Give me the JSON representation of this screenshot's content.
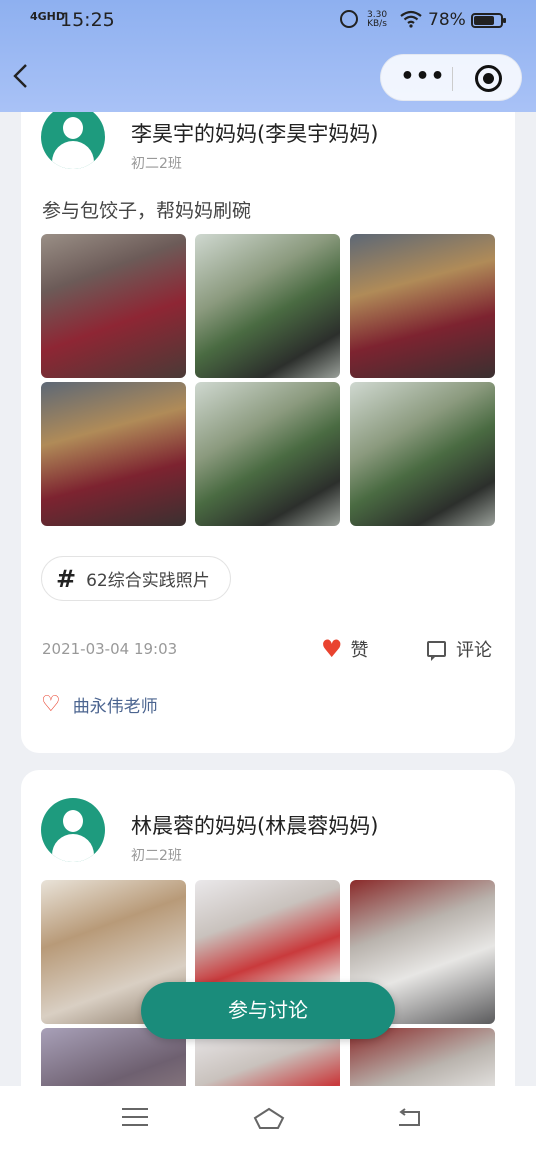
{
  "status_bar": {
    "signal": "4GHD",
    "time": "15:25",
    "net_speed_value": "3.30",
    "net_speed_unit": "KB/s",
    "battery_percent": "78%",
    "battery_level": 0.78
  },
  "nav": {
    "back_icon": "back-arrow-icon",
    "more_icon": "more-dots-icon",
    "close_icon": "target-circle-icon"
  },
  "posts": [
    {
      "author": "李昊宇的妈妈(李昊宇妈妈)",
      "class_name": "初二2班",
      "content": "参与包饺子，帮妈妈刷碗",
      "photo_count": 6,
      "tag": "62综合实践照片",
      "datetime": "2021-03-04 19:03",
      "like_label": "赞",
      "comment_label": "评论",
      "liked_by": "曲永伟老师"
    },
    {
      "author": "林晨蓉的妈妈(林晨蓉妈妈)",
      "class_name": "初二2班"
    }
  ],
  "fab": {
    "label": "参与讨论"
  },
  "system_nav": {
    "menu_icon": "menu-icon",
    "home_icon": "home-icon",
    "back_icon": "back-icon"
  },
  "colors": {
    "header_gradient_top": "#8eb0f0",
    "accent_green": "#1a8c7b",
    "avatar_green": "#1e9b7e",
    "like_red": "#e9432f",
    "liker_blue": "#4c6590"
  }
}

----------------

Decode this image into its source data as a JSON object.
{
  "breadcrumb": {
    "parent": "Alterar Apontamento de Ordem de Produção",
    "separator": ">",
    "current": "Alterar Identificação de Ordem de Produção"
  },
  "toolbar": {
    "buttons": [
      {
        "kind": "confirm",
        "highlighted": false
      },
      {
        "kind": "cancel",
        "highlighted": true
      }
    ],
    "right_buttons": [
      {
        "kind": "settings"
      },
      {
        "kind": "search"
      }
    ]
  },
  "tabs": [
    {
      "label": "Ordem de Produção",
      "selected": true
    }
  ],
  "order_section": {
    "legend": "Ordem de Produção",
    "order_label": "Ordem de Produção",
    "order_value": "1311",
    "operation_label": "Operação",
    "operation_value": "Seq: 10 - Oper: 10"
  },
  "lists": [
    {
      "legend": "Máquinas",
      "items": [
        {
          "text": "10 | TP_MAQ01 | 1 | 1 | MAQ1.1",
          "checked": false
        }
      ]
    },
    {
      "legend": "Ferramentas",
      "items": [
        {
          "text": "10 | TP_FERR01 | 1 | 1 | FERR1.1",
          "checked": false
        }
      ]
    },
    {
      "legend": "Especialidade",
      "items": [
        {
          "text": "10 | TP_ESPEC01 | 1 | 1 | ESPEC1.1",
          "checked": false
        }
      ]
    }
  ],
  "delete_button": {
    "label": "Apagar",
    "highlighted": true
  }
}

----------------

◆ The task ◆
Look through the records and gather each line with the word "icon".

◆ Result for this exercise ◆
    "back_icon": "back-arrow-icon",
    "more_icon": "more-dots-icon",
    "close_icon": "target-circle-icon"
    "menu_icon": "menu-icon",
    "home_icon": "home-icon",
    "back_icon": "back-icon"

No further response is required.